_Collection entries_:
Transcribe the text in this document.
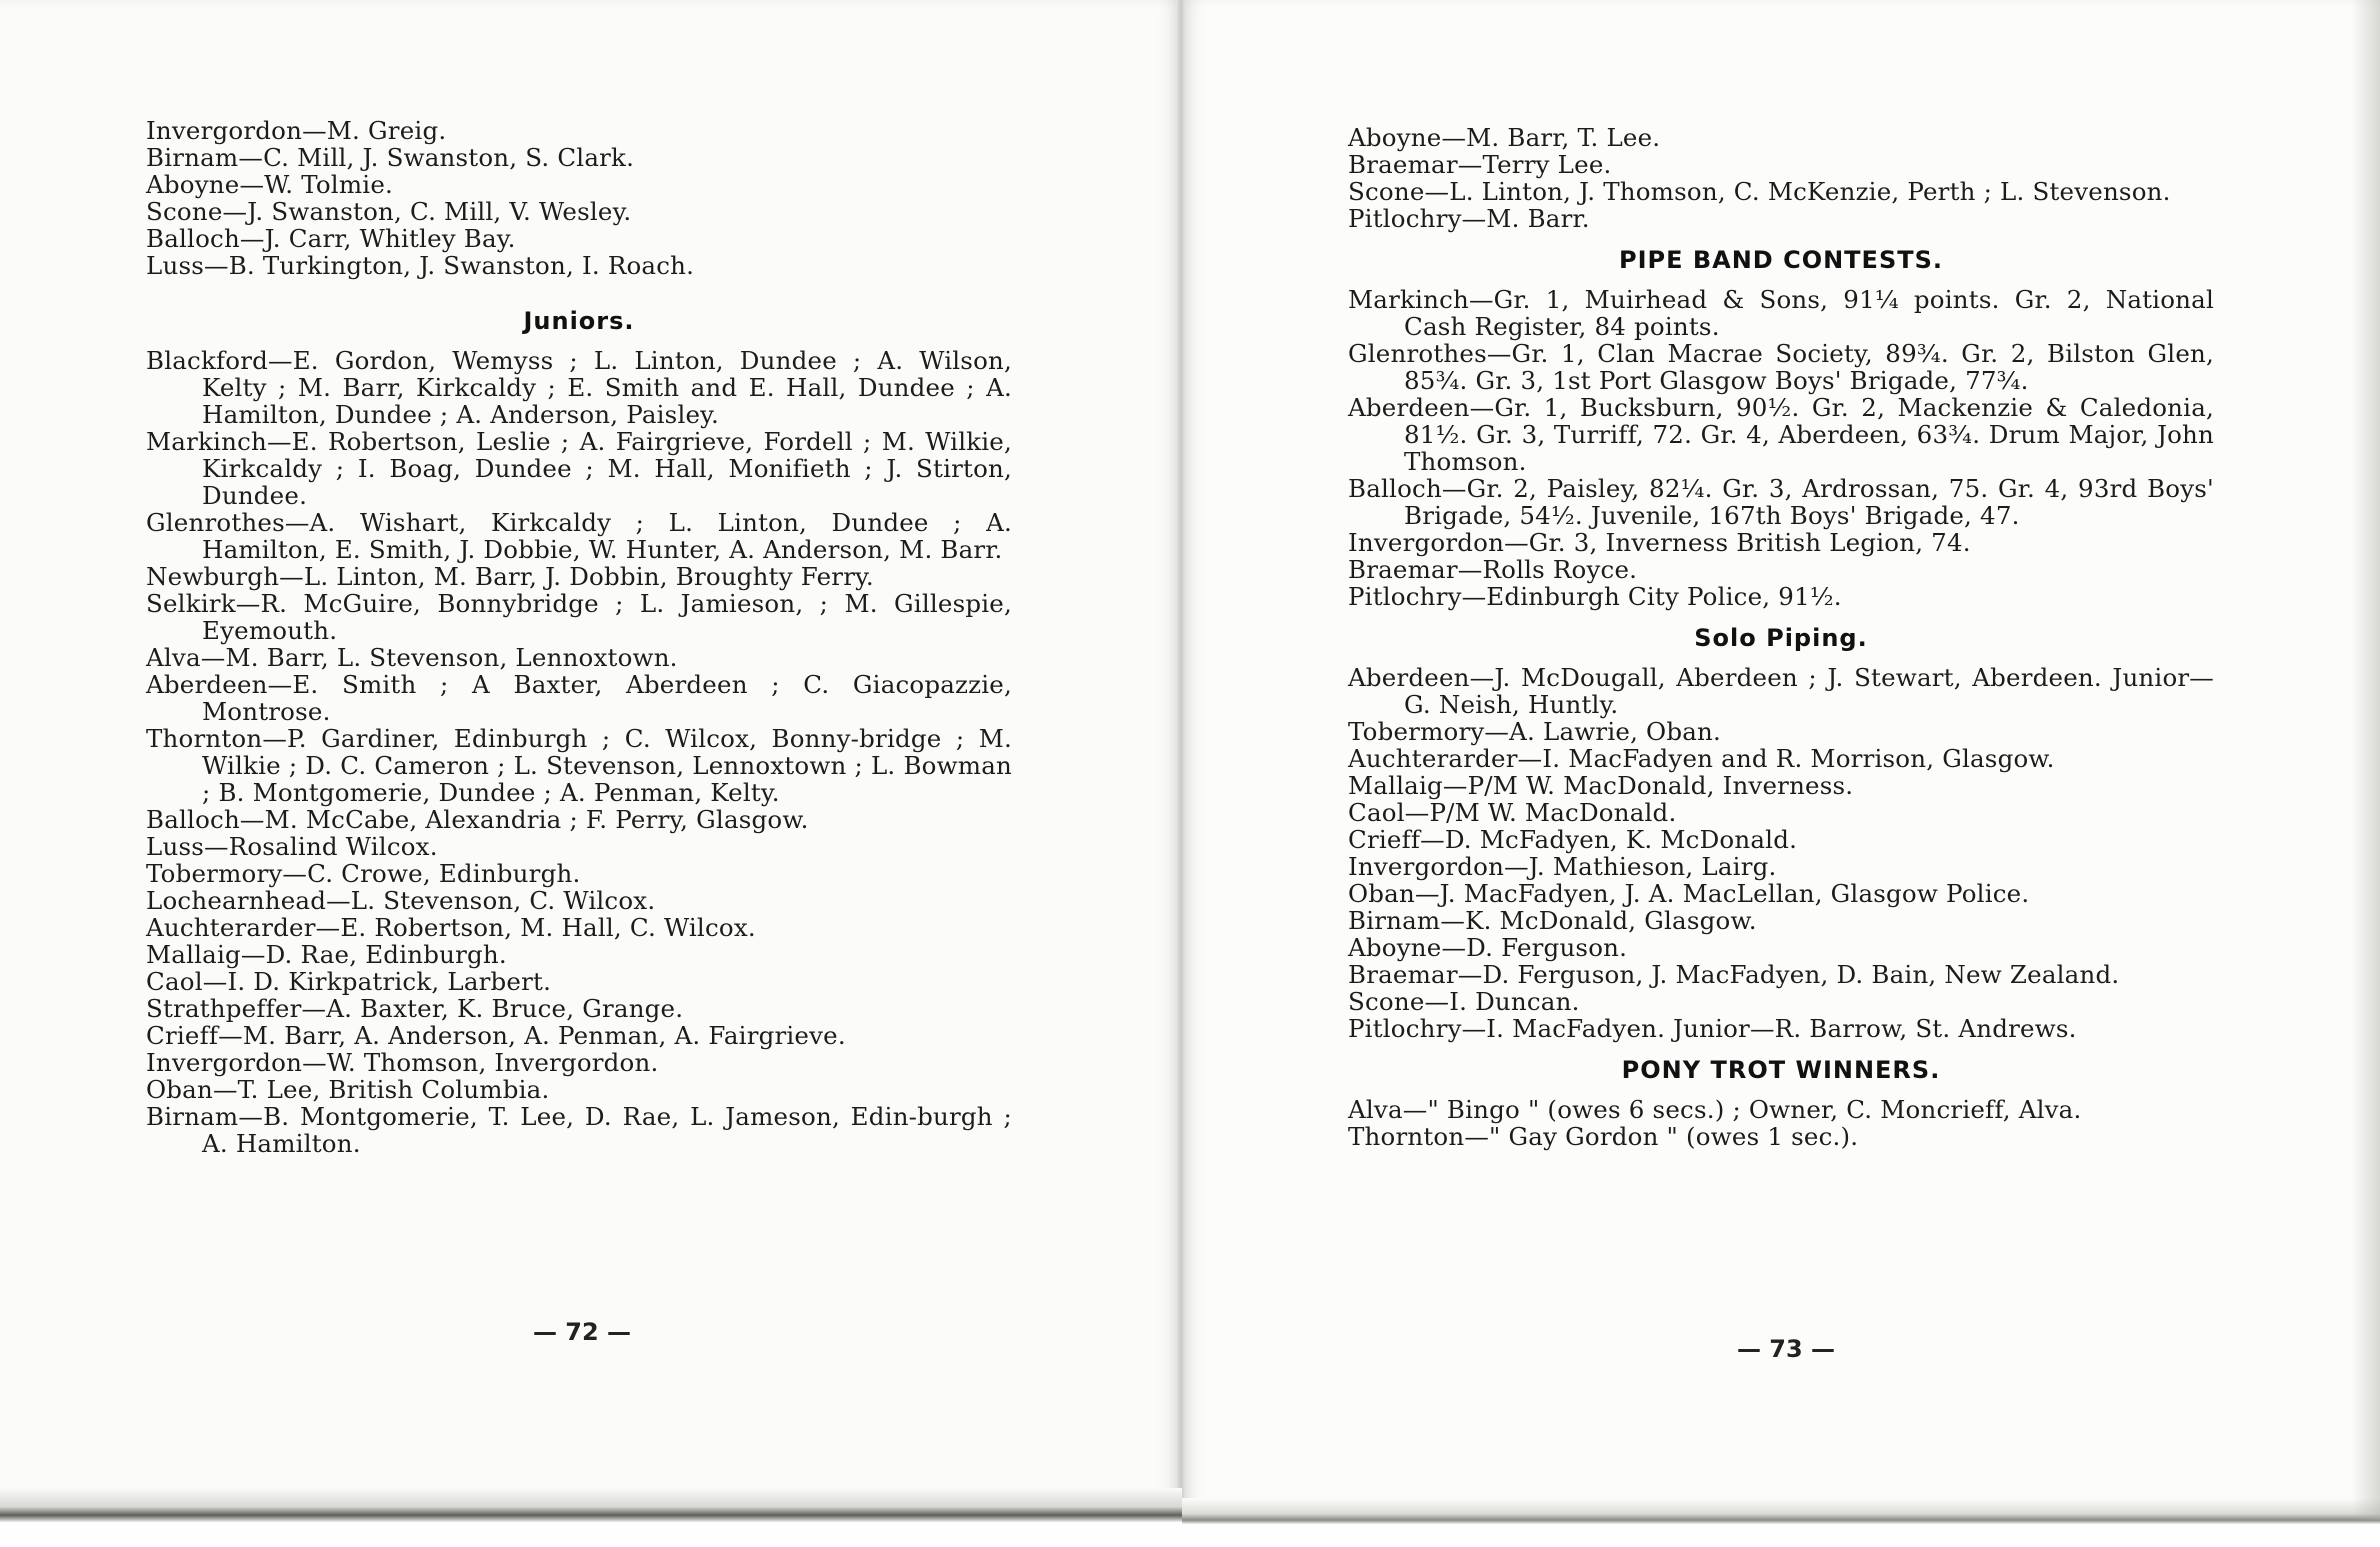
Invergordon—M. Greig.

Birnam—C. Mill, J. Swanston, S. Clark.

Aboyne—W. Tolmie.

Scone—J. Swanston, C. Mill, V. Wesley.

Balloch—J. Carr, Whitley Bay.

Luss—B. Turkington, J. Swanston, I. Roach.

Juniors.

Blackford—E. Gordon, Wemyss ; L. Linton, Dundee ; A. Wilson, Kelty ; M. Barr, Kirkcaldy ; E. Smith and E. Hall, Dundee ; A. Hamilton, Dundee ; A. Anderson, Paisley.

Markinch—E. Robertson, Leslie ; A. Fairgrieve, Fordell ; M. Wilkie, Kirkcaldy ; I. Boag, Dundee ; M. Hall, Monifieth ; J. Stirton, Dundee.

Glenrothes—A. Wishart, Kirkcaldy ; L. Linton, Dundee ; A. Hamilton, E. Smith, J. Dobbie, W. Hunter, A. Anderson, M. Barr.

Newburgh—L. Linton, M. Barr, J. Dobbin, Broughty Ferry.

Selkirk—R. McGuire, Bonnybridge ; L. Jamieson, ; M. Gillespie, Eyemouth.

Alva—M. Barr, L. Stevenson, Lennoxtown.

Aberdeen—E. Smith ; A Baxter, Aberdeen ; C. Giacopazzie, Montrose.

Thornton—P. Gardiner, Edinburgh ; C. Wilcox, Bonny-bridge ; M. Wilkie ; D. C. Cameron ; L. Stevenson, Lennoxtown ; L. Bowman ; B. Montgomerie, Dundee ; A. Penman, Kelty.

Balloch—M. McCabe, Alexandria ; F. Perry, Glasgow.

Luss—Rosalind Wilcox.

Tobermory—C. Crowe, Edinburgh.

Lochearnhead—L. Stevenson, C. Wilcox.

Auchterarder—E. Robertson, M. Hall, C. Wilcox.

Mallaig—D. Rae, Edinburgh.

Caol—I. D. Kirkpatrick, Larbert.

Strathpeffer—A. Baxter, K. Bruce, Grange.

Crieff—M. Barr, A. Anderson, A. Penman, A. Fairgrieve.

Invergordon—W. Thomson, Invergordon.

Oban—T. Lee, British Columbia.

Birnam—B. Montgomerie, T. Lee, D. Rae, L. Jameson, Edin-burgh ; A. Hamilton.

— 72 —

Aboyne—M. Barr, T. Lee.

Braemar—Terry Lee.

Scone—L. Linton, J. Thomson, C. McKenzie, Perth ; L. Stevenson.

Pitlochry—M. Barr.

PIPE BAND CONTESTS.

Markinch—Gr. 1, Muirhead & Sons, 91¼ points. Gr. 2, National Cash Register, 84 points.

Glenrothes—Gr. 1, Clan Macrae Society, 89¾. Gr. 2, Bilston Glen, 85¾. Gr. 3, 1st Port Glasgow Boys' Brigade, 77¾.

Aberdeen—Gr. 1, Bucksburn, 90½. Gr. 2, Mackenzie & Caledonia, 81½. Gr. 3, Turriff, 72. Gr. 4, Aberdeen, 63¾. Drum Major, John Thomson.

Balloch—Gr. 2, Paisley, 82¼. Gr. 3, Ardrossan, 75. Gr. 4, 93rd Boys' Brigade, 54½. Juvenile, 167th Boys' Brigade, 47.

Invergordon—Gr. 3, Inverness British Legion, 74.

Braemar—Rolls Royce.

Pitlochry—Edinburgh City Police, 91½.

Solo Piping.

Aberdeen—J. McDougall, Aberdeen ; J. Stewart, Aberdeen. Junior—G. Neish, Huntly.

Tobermory—A. Lawrie, Oban.

Auchterarder—I. MacFadyen and R. Morrison, Glasgow.

Mallaig—P/M W. MacDonald, Inverness.

Caol—P/M W. MacDonald.

Crieff—D. McFadyen, K. McDonald.

Invergordon—J. Mathieson, Lairg.

Oban—J. MacFadyen, J. A. MacLellan, Glasgow Police.

Birnam—K. McDonald, Glasgow.

Aboyne—D. Ferguson.

Braemar—D. Ferguson, J. MacFadyen, D. Bain, New Zealand.

Scone—I. Duncan.

Pitlochry—I. MacFadyen. Junior—R. Barrow, St. Andrews.

PONY TROT WINNERS.

Alva—" Bingo " (owes 6 secs.) ; Owner, C. Moncrieff, Alva.

Thornton—" Gay Gordon " (owes 1 sec.).

— 73 —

_The problem_:
Copy every line above that holds the word "Auchterarder".

_Correct response_:
Auchterarder—E. Robertson, M. Hall, C. Wilcox.
Auchterarder—I. MacFadyen and R. Morrison, Glasgow.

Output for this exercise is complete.